(Data excerpts)
○ ○ ○ ○

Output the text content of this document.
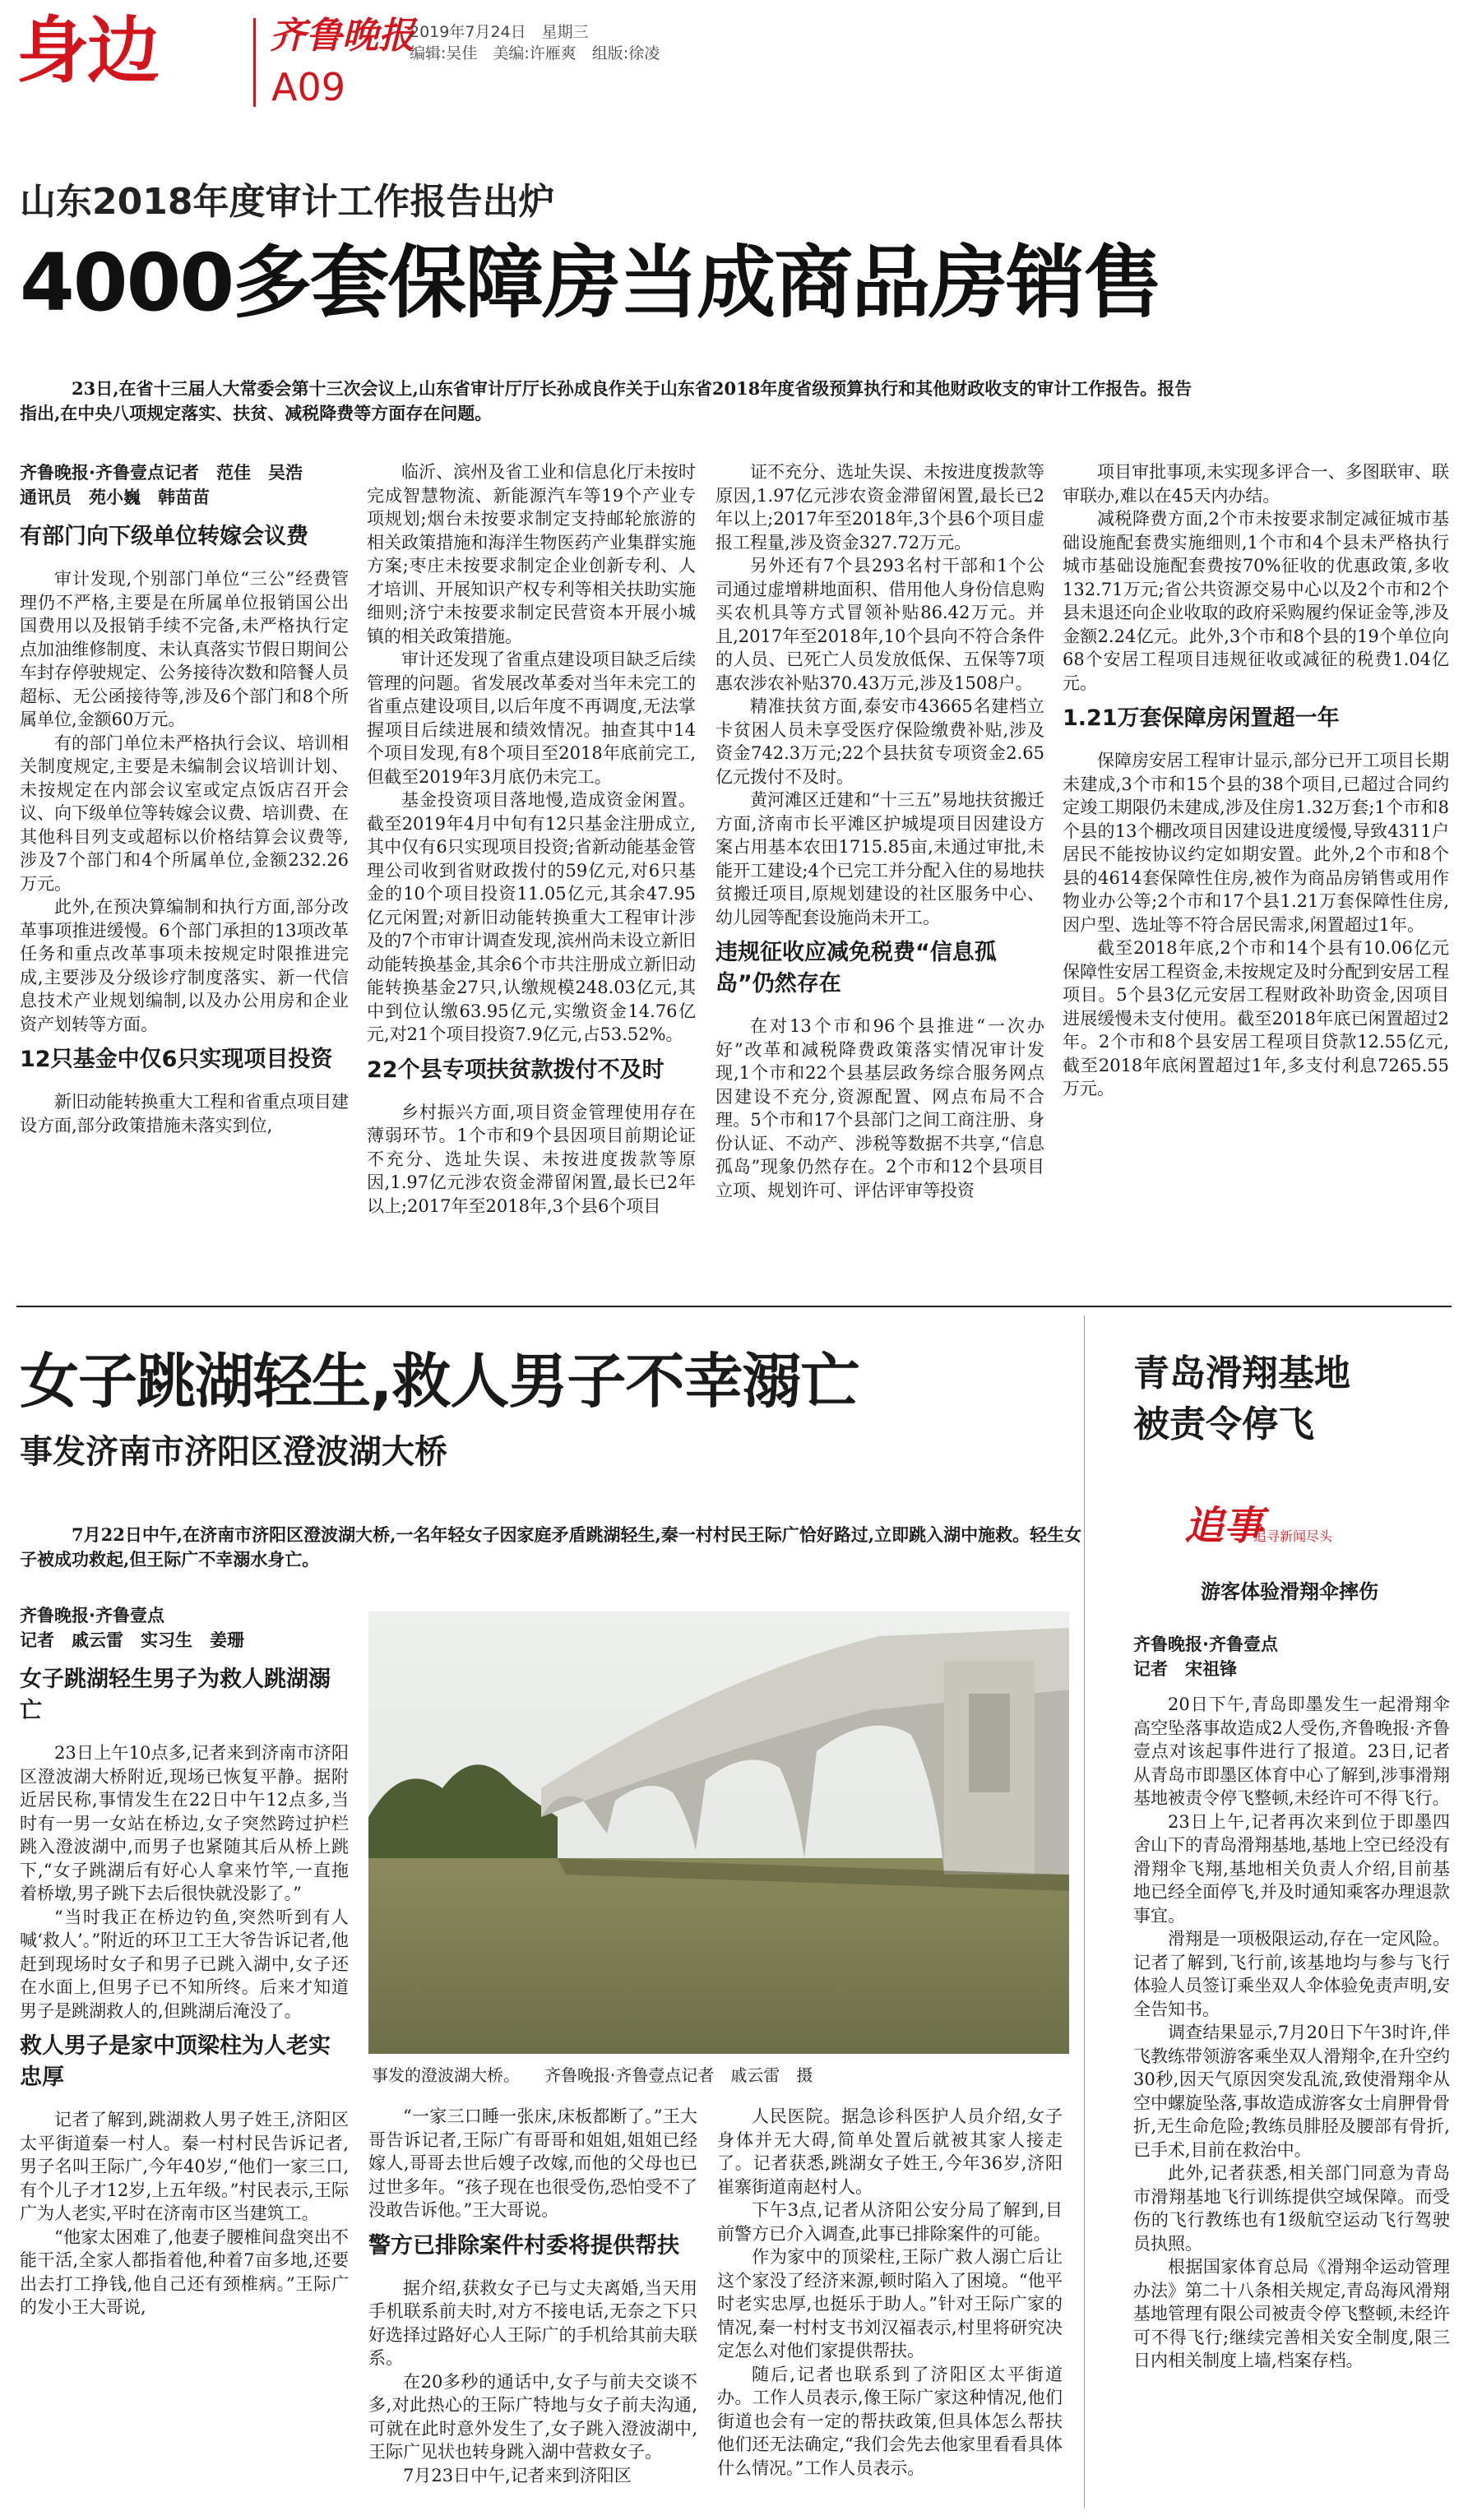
身边	齐鲁晚报
2019年7月24日　星期三
编辑:吴佳　美编:许雁爽　组版:徐凌
A09
山东2018年度审计工作报告出炉
4000多套保障房当成商品房销售
23日,在省十三届人大常委会第十三次会议上,山东省审计厅厅长孙成良作关于山东省2018年度省级预算执行和其他财政收支的审计工作报告。报告指出,在中央八项规定落实、扶贫、减税降费等方面存在问题。
齐鲁晚报·齐鲁壹点记者　范佳　吴浩
通讯员　苑小巍　韩苗苗
有部门向下级单位转嫁会议费

审计发现,个别部门单位“三公”经费管理仍不严格,主要是在所属单位报销国公出国费用以及报销手续不完备,未严格执行定点加油维修制度、未认真落实节假日期间公车封存停驶规定、公务接待次数和陪餐人员超标、无公函接待等,涉及6个部门和8个所属单位,金额60万元。

有的部门单位未严格执行会议、培训相关制度规定,主要是未编制会议培训计划、未按规定在内部会议室或定点饭店召开会议、向下级单位等转嫁会议费、培训费、在其他科目列支或超标以价格结算会议费等,涉及7个部门和4个所属单位,金额232.26万元。

此外,在预决算编制和执行方面,部分改革事项推进缓慢。6个部门承担的13项改革任务和重点改革事项未按规定时限推进完成,主要涉及分级诊疗制度落实、新一代信息技术产业规划编制,以及办公用房和企业资产划转等方面。

12只基金中仅6只实现项目投资

新旧动能转换重大工程和省重点项目建设方面,部分政策措施未落实到位,

临沂、滨州及省工业和信息化厅未按时完成智慧物流、新能源汽车等19个产业专项规划;烟台未按要求制定支持邮轮旅游的相关政策措施和海洋生物医药产业集群实施方案;枣庄未按要求制定企业创新专利、人才培训、开展知识产权专利等相关扶助实施细则;济宁未按要求制定民营资本开展小城镇的相关政策措施。

审计还发现了省重点建设项目缺乏后续管理的问题。省发展改革委对当年未完工的省重点建设项目,以后年度不再调度,无法掌握项目后续进展和绩效情况。抽查其中14个项目发现,有8个项目至2018年底前完工,但截至2019年3月底仍未完工。

基金投资项目落地慢,造成资金闲置。截至2019年4月中旬有12只基金注册成立,其中仅有6只实现项目投资;省新动能基金管理公司收到省财政拨付的59亿元,对6只基金的10个项目投资11.05亿元,其余47.95亿元闲置;对新旧动能转换重大工程审计涉及的7个市审计调查发现,滨州尚未设立新旧动能转换基金,其余6个市共注册成立新旧动能转换基金27只,认缴规模248.03亿元,其中到位认缴63.95亿元,实缴资金14.76亿元,对21个项目投资7.9亿元,占53.52%。

22个县专项扶贫款拨付不及时

乡村振兴方面,项目资金管理使用存在薄弱环节。1个市和9个县因项目前期论证不充分、选址失误、未按进度拨款等原因,1.97亿元涉农资金滞留闲置,最长已2年以上;2017年至2018年,3个县6个项目

证不充分、选址失误、未按进度拨款等原因,1.97亿元涉农资金滞留闲置,最长已2年以上;2017年至2018年,3个县6个项目虚报工程量,涉及资金327.72万元。

另外还有7个县293名村干部和1个公司通过虚增耕地面积、借用他人身份信息购买农机具等方式冒领补贴86.42万元。并且,2017年至2018年,10个县向不符合条件的人员、已死亡人员发放低保、五保等7项惠农涉农补贴370.43万元,涉及1508户。

精准扶贫方面,泰安市43665名建档立卡贫困人员未享受医疗保险缴费补贴,涉及资金742.3万元;22个县扶贫专项资金2.65亿元拨付不及时。

黄河滩区迁建和“十三五”易地扶贫搬迁方面,济南市长平滩区护城堤项目因建设方案占用基本农田1715.85亩,未通过审批,未能开工建设;4个已完工并分配入住的易地扶贫搬迁项目,原规划建设的社区服务中心、幼儿园等配套设施尚未开工。

违规征收应减免税费“信息孤岛”仍然存在

在对13个市和96个县推进“一次办好”改革和减税降费政策落实情况审计发现,1个市和22个县基层政务综合服务网点因建设不充分,资源配置、网点布局不合理。5个市和17个县部门之间工商注册、身份认证、不动产、涉税等数据不共享,“信息孤岛”现象仍然存在。2个市和12个县项目立项、规划许可、评估评审等投资

项目审批事项,未实现多评合一、多图联审、联审联办,难以在45天内办结。

减税降费方面,2个市未按要求制定减征城市基础设施配套费实施细则,1个市和4个县未严格执行城市基础设施配套费按70%征收的优惠政策,多收132.71万元;省公共资源交易中心以及2个市和2个县未退还向企业收取的政府采购履约保证金等,涉及金额2.24亿元。此外,3个市和8个县的19个单位向68个安居工程项目违规征收或减征的税费1.04亿元。

1.21万套保障房闲置超一年

保障房安居工程审计显示,部分已开工项目长期未建成,3个市和15个县的38个项目,已超过合同约定竣工期限仍未建成,涉及住房1.32万套;1个市和8个县的13个棚改项目因建设进度缓慢,导致4311户居民不能按协议约定如期安置。此外,2个市和8个县的4614套保障性住房,被作为商品房销售或用作物业办公等;2个市和17个县1.21万套保障性住房,因户型、选址等不符合居民需求,闲置超过1年。

截至2018年底,2个市和14个县有10.06亿元保障性安居工程资金,未按规定及时分配到安居工程项目。5个县3亿元安居工程财政补助资金,因项目进展缓慢未支付使用。截至2018年底已闲置超过2年。2个市和8个县安居工程项目贷款12.55亿元,截至2018年底闲置超过1年,多支付利息7265.55万元。

女子跳湖轻生,救人男子不幸溺亡
事发济南市济阳区澄波湖大桥
7月22日中午,在济南市济阳区澄波湖大桥,一名年轻女子因家庭矛盾跳湖轻生,秦一村村民王际广恰好路过,立即跳入湖中施救。轻生女子被成功救起,但王际广不幸溺水身亡。
齐鲁晚报·齐鲁壹点
记者　戚云雷　实习生　姜珊
女子跳湖轻生男子为救人跳湖溺亡

23日上午10点多,记者来到济南市济阳区澄波湖大桥附近,现场已恢复平静。据附近居民称,事情发生在22日中午12点多,当时有一男一女站在桥边,女子突然跨过护栏跳入澄波湖中,而男子也紧随其后从桥上跳下,“女子跳湖后有好心人拿来竹竿,一直拖着桥墩,男子跳下去后很快就没影了。”

“当时我正在桥边钓鱼,突然听到有人喊‘救人’。”附近的环卫工王大爷告诉记者,他赶到现场时女子和男子已跳入湖中,女子还在水面上,但男子已不知所终。后来才知道男子是跳湖救人的,但跳湖后淹没了。

救人男子是家中顶梁柱为人老实忠厚

记者了解到,跳湖救人男子姓王,济阳区太平街道秦一村人。秦一村村民告诉记者,男子名叫王际广,今年40岁,“他们一家三口,有个儿子才12岁,上五年级。”村民表示,王际广为人老实,平时在济南市区当建筑工。

“他家太困难了,他妻子腰椎间盘突出不能干活,全家人都指着他,种着7亩多地,还要出去打工挣钱,他自己还有颈椎病。”王际广的发小王大哥说,

事发的澄波湖大桥。　　齐鲁晚报·齐鲁壹点记者　戚云雷　摄

“一家三口睡一张床,床板都断了。”王大哥告诉记者,王际广有哥哥和姐姐,姐姐已经嫁人,哥哥去世后嫂子改嫁,而他的父母也已过世多年。“孩子现在也很受伤,恐怕受不了没敢告诉他。”王大哥说。

警方已排除案件村委将提供帮扶

据介绍,获救女子已与丈夫离婚,当天用手机联系前夫时,对方不接电话,无奈之下只好选择过路好心人王际广的手机给其前夫联系。

在20多秒的通话中,女子与前夫交谈不多,对此热心的王际广特地与女子前夫沟通,可就在此时意外发生了,女子跳入澄波湖中,王际广见状也转身跳入湖中营救女子。

7月23日中午,记者来到济阳区

人民医院。据急诊科医护人员介绍,女子身体并无大碍,简单处置后就被其家人接走了。记者获悉,跳湖女子姓王,今年36岁,济阳崔寨街道南赵村人。

下午3点,记者从济阳公安分局了解到,目前警方已介入调查,此事已排除案件的可能。

作为家中的顶梁柱,王际广救人溺亡后让这个家没了经济来源,顿时陷入了困境。“他平时老实忠厚,也挺乐于助人。”针对王际广家的情况,秦一村村支书刘汉福表示,村里将研究决定怎么对他们家提供帮扶。

随后,记者也联系到了济阳区太平街道办。工作人员表示,像王际广家这种情况,他们街道也会有一定的帮扶政策,但具体怎么帮扶他们还无法确定,“我们会先去他家里看看具体什么情况。”工作人员表示。

青岛滑翔基地被责令停飞
追事
追寻新闻尽头
游客体验滑翔伞摔伤
齐鲁晚报·齐鲁壹点
记者　宋祖锋

20日下午,青岛即墨发生一起滑翔伞高空坠落事故造成2人受伤,齐鲁晚报·齐鲁壹点对该起事件进行了报道。23日,记者从青岛市即墨区体育中心了解到,涉事滑翔基地被责令停飞整顿,未经许可不得飞行。

23日上午,记者再次来到位于即墨四舍山下的青岛滑翔基地,基地上空已经没有滑翔伞飞翔,基地相关负责人介绍,目前基地已经全面停飞,并及时通知乘客办理退款事宜。

滑翔是一项极限运动,存在一定风险。记者了解到,飞行前,该基地均与参与飞行体验人员签订乘坐双人伞体验免责声明,安全告知书。

调查结果显示,7月20日下午3时许,伴飞教练带领游客乘坐双人滑翔伞,在升空约30秒,因天气原因突发乱流,致使滑翔伞从空中螺旋坠落,事故造成游客女士肩胛骨骨折,无生命危险;教练员腓胫及腰部有骨折,已手术,目前在救治中。

此外,记者获悉,相关部门同意为青岛市滑翔基地飞行训练提供空域保障。而受伤的飞行教练也有1级航空运动飞行驾驶员执照。

根据国家体育总局《滑翔伞运动管理办法》第二十八条相关规定,青岛海风滑翔基地管理有限公司被责令停飞整顿,未经许可不得飞行;继续完善相关安全制度,限三日内相关制度上墙,档案存档。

○ ○ ○ ○

PROBLEM STATEMENT
Check each line above for the word "记者获悉", and copy the lines where it appears.

REPLY
人民医院。据急诊科医护人员介绍,女子身体并无大碍,简单处置后就被其家人接走了。记者获悉,跳湖女子姓王,今年36岁,济阳崔寨街道南赵村人。
此外,记者获悉,相关部门同意为青岛市滑翔基地飞行训练提供空域保障。而受伤的飞行教练也有1级航空运动飞行驾驶员执照。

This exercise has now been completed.